Records from a data collection:

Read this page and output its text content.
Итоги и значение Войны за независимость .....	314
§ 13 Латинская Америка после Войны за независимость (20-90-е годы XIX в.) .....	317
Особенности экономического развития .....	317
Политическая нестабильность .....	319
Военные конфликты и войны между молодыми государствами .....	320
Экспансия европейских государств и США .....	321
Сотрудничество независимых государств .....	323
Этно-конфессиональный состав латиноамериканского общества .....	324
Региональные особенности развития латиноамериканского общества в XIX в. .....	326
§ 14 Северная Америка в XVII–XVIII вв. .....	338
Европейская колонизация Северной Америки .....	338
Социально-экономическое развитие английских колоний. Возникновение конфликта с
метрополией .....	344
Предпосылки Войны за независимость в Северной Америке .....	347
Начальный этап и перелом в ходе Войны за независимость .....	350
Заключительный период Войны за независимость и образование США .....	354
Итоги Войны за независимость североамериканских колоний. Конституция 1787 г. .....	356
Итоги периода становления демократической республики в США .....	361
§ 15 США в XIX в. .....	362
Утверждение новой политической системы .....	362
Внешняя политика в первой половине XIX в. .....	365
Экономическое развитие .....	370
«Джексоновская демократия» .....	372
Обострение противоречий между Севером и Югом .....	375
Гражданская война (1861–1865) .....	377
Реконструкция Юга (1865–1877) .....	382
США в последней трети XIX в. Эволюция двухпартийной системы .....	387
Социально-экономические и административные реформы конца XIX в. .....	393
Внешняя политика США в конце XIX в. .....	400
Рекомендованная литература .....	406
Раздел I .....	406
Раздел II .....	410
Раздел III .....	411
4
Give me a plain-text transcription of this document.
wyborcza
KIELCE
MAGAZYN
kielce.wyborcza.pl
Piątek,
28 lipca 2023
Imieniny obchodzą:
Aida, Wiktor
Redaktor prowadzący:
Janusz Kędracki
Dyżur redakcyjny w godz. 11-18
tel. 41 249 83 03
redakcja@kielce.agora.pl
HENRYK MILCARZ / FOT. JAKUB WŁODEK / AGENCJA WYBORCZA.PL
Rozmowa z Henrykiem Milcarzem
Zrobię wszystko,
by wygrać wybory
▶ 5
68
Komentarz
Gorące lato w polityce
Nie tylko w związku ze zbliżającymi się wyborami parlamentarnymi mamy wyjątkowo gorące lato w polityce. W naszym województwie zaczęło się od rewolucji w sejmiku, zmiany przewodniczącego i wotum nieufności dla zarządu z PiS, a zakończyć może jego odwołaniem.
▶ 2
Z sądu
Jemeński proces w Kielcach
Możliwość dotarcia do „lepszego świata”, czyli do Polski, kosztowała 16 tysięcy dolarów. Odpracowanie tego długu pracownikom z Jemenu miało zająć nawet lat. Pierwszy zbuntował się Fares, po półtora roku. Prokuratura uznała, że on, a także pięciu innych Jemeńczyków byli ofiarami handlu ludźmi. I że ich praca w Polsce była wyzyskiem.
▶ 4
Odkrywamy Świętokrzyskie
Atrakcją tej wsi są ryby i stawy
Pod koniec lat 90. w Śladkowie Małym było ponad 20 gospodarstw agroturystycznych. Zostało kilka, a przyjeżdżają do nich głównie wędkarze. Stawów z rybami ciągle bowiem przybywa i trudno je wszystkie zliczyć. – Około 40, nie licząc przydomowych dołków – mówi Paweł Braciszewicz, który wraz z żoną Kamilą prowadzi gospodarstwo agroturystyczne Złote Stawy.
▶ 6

**WRITTEN EXERCISE**: Print all of the data exactly as it was given.

**THE COMPLETED TASK**:
Read this page and output its text content.
Итоги и значение Войны за независимость .....	314
§ 13 Латинская Америка после Войны за независимость (20-90-е годы XIX в.) .....	317
Особенности экономического развития .....	317
Политическая нестабильность .....	319
Военные конфликты и войны между молодыми государствами .....	320
Экспансия европейских государств и США .....	321
Сотрудничество независимых государств .....	323
Этно-конфессиональный состав латиноамериканского общества .....	324
Региональные особенности развития латиноамериканского общества в XIX в. .....	326
§ 14 Северная Америка в XVII–XVIII вв. .....	338
Европейская колонизация Северной Америки .....	338
Социально-экономическое развитие английских колоний. Возникновение конфликта с
метрополией .....	344
Предпосылки Войны за независимость в Северной Америке .....	347
Начальный этап и перелом в ходе Войны за независимость .....	350
Заключительный период Войны за независимость и образование США .....	354
Итоги Войны за независимость североамериканских колоний. Конституция 1787 г. .....	356
Итоги периода становления демократической республики в США .....	361
§ 15 США в XIX в. .....	362
Утверждение новой политической системы .....	362
Внешняя политика в первой половине XIX в. .....	365
Экономическое развитие .....	370
«Джексоновская демократия» .....	372
Обострение противоречий между Севером и Югом .....	375
Гражданская война (1861–1865) .....	377
Реконструкция Юга (1865–1877) .....	382
США в последней трети XIX в. Эволюция двухпартийной системы .....	387
Социально-экономические и административные реформы конца XIX в. .....	393
Внешняя политика США в конце XIX в. .....	400
Рекомендованная литература .....	406
Раздел I .....	406
Раздел II .....	410
Раздел III .....	411
4
Give me a plain-text transcription of this document.
wyborcza
KIELCE
MAGAZYN
kielce.wyborcza.pl
Piątek,
28 lipca 2023
Imieniny obchodzą:
Aida, Wiktor
Redaktor prowadzący:
Janusz Kędracki
Dyżur redakcyjny w godz. 11-18
tel. 41 249 83 03
redakcja@kielce.agora.pl
HENRYK MILCARZ / FOT. JAKUB WŁODEK / AGENCJA WYBORCZA.PL
Rozmowa z Henrykiem Milcarzem
Zrobię wszystko,
by wygrać wybory
▶ 5
68
Komentarz
Gorące lato w polityce
Nie tylko w związku ze zbliżającymi się wyborami parlamentarnymi mamy wyjątkowo gorące lato w polityce. W naszym województwie zaczęło się od rewolucji w sejmiku, zmiany przewodniczącego i wotum nieufności dla zarządu z PiS, a zakończyć może jego odwołaniem.
▶ 2
Z sądu
Jemeński proces w Kielcach
Możliwość dotarcia do „lepszego świata”, czyli do Polski, kosztowała 16 tysięcy dolarów. Odpracowanie tego długu pracownikom z Jemenu miało zająć nawet lat. Pierwszy zbuntował się Fares, po półtora roku. Prokuratura uznała, że on, a także pięciu innych Jemeńczyków byli ofiarami handlu ludźmi. I że ich praca w Polsce była wyzyskiem.
▶ 4
Odkrywamy Świętokrzyskie
Atrakcją tej wsi są ryby i stawy
Pod koniec lat 90. w Śladkowie Małym było ponad 20 gospodarstw agroturystycznych. Zostało kilka, a przyjeżdżają do nich głównie wędkarze. Stawów z rybami ciągle bowiem przybywa i trudno je wszystkie zliczyć. – Około 40, nie licząc przydomowych dołków – mówi Paweł Braciszewicz, który wraz z żoną Kamilą prowadzi gospodarstwo agroturystyczne Złote Stawy.
▶ 6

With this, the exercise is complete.